» **EXERCISE GOAL**
Reproduce each line, exactly, from the one containing "Convert this document image to plain text." through the end of the material. Exclude pictures.

>> begin

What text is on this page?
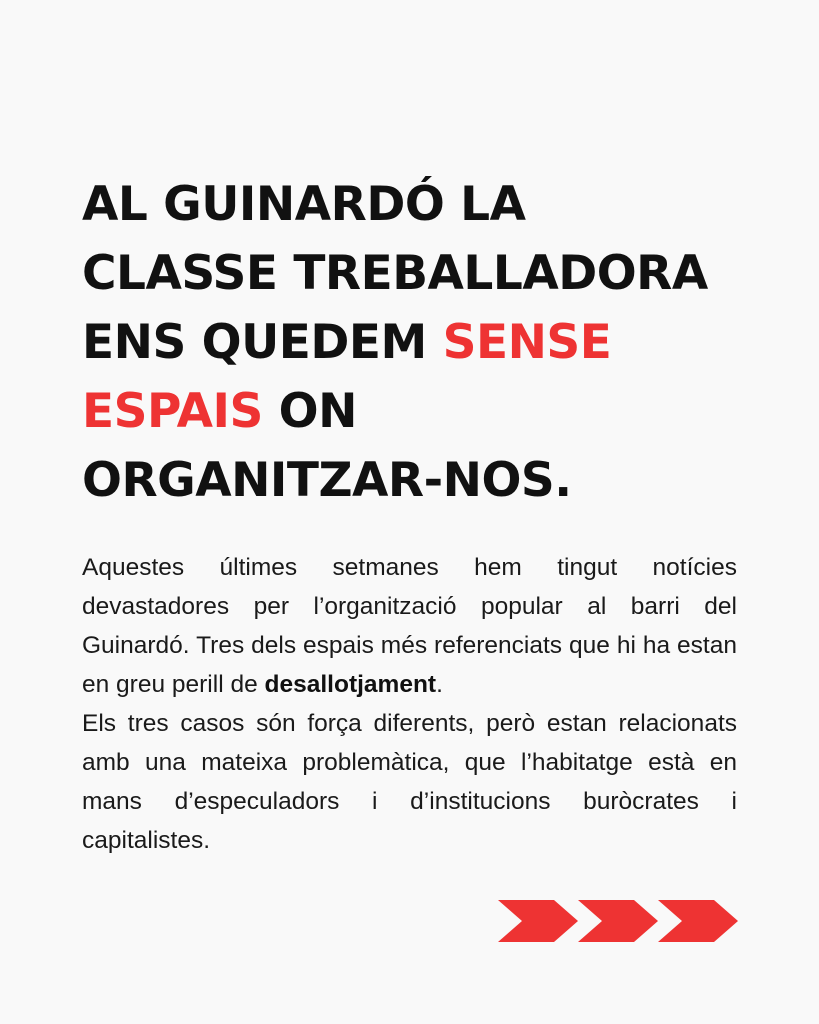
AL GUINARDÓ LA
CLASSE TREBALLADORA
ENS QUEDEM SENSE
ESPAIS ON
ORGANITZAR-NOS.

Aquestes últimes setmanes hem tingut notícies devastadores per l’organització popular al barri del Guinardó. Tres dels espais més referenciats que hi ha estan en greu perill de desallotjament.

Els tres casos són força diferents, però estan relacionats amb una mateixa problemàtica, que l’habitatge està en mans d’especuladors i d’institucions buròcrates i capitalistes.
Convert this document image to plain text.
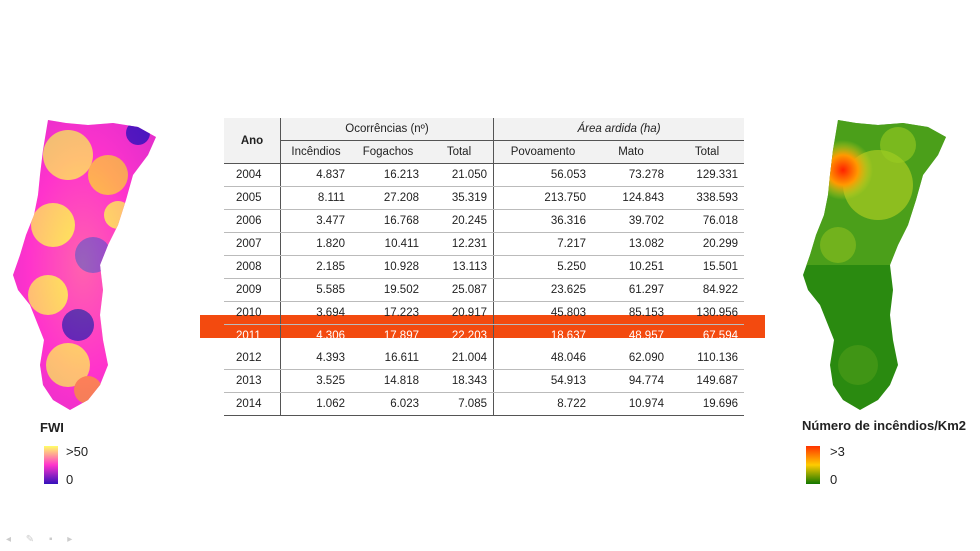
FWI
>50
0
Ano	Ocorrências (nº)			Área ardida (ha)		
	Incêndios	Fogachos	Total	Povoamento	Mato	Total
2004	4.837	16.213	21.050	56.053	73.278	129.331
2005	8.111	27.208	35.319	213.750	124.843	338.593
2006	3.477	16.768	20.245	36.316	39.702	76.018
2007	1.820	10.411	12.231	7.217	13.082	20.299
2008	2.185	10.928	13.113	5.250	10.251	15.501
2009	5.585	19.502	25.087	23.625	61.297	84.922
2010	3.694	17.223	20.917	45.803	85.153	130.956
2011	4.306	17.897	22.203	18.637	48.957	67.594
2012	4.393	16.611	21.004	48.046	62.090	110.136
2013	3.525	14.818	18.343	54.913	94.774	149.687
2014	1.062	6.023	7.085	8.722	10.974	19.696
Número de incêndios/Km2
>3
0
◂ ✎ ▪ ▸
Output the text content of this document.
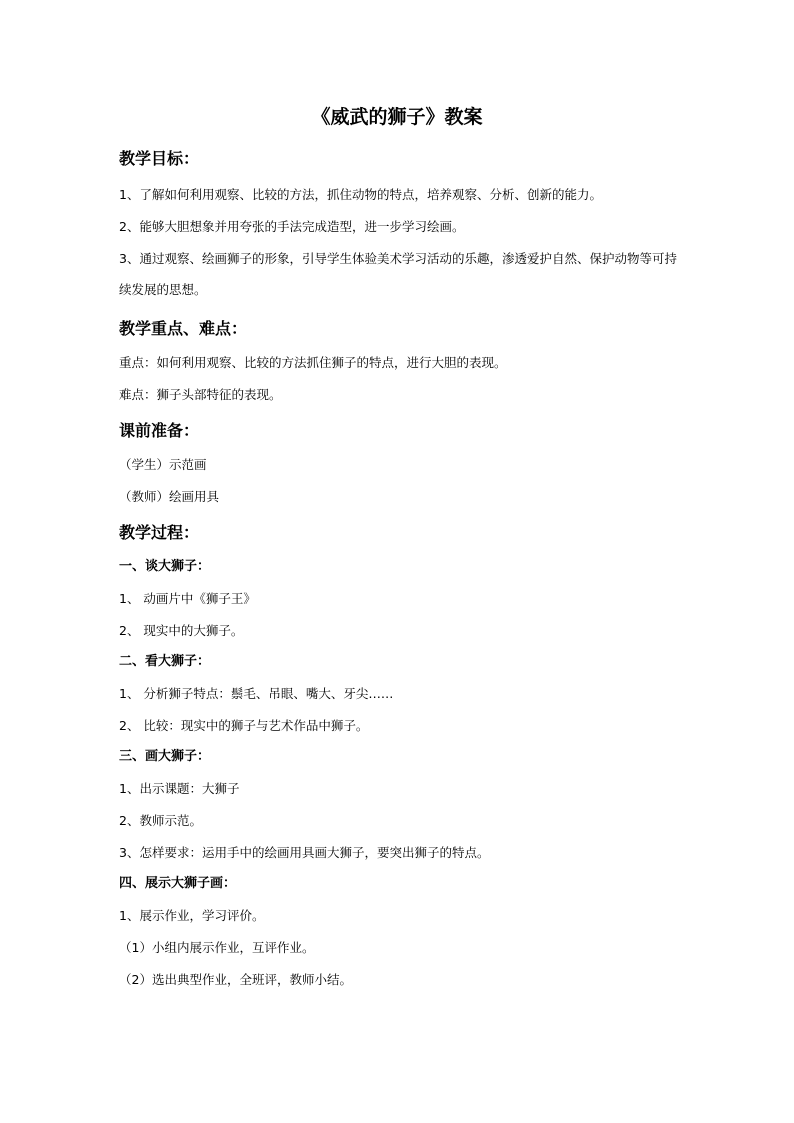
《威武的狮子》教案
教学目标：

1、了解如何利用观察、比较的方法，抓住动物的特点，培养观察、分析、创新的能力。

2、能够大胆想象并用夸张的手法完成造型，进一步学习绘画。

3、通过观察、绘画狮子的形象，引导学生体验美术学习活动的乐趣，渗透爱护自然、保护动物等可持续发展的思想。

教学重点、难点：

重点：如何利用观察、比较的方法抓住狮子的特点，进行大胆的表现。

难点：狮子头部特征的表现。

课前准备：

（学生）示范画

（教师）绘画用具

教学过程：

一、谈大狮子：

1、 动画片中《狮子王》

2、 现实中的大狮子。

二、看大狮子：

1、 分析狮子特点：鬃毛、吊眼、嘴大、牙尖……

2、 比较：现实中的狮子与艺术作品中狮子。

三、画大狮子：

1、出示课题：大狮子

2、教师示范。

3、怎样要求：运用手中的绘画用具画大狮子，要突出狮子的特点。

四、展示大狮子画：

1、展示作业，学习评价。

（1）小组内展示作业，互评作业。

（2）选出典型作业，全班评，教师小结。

>> end

» **REPLY TO THE TASK**
Convert this document image to plain text.
FWI
>50
0
Ano	Ocorrências (nº)			Área ardida (ha)		
	Incêndios	Fogachos	Total	Povoamento	Mato	Total
2004	4.837	16.213	21.050	56.053	73.278	129.331
2005	8.111	27.208	35.319	213.750	124.843	338.593
2006	3.477	16.768	20.245	36.316	39.702	76.018
2007	1.820	10.411	12.231	7.217	13.082	20.299
2008	2.185	10.928	13.113	5.250	10.251	15.501
2009	5.585	19.502	25.087	23.625	61.297	84.922
2010	3.694	17.223	20.917	45.803	85.153	130.956
2011	4.306	17.897	22.203	18.637	48.957	67.594
2012	4.393	16.611	21.004	48.046	62.090	110.136
2013	3.525	14.818	18.343	54.913	94.774	149.687
2014	1.062	6.023	7.085	8.722	10.974	19.696
Número de incêndios/Km2
>3
0
◂ ✎ ▪ ▸
Output the text content of this document.
《威武的狮子》教案
教学目标：

1、了解如何利用观察、比较的方法，抓住动物的特点，培养观察、分析、创新的能力。

2、能够大胆想象并用夸张的手法完成造型，进一步学习绘画。

3、通过观察、绘画狮子的形象，引导学生体验美术学习活动的乐趣，渗透爱护自然、保护动物等可持续发展的思想。

教学重点、难点：

重点：如何利用观察、比较的方法抓住狮子的特点，进行大胆的表现。

难点：狮子头部特征的表现。

课前准备：

（学生）示范画

（教师）绘画用具

教学过程：

一、谈大狮子：

1、 动画片中《狮子王》

2、 现实中的大狮子。

二、看大狮子：

1、 分析狮子特点：鬃毛、吊眼、嘴大、牙尖……

2、 比较：现实中的狮子与艺术作品中狮子。

三、画大狮子：

1、出示课题：大狮子

2、教师示范。

3、怎样要求：运用手中的绘画用具画大狮子，要突出狮子的特点。

四、展示大狮子画：

1、展示作业，学习评价。

（1）小组内展示作业，互评作业。

（2）选出典型作业，全班评，教师小结。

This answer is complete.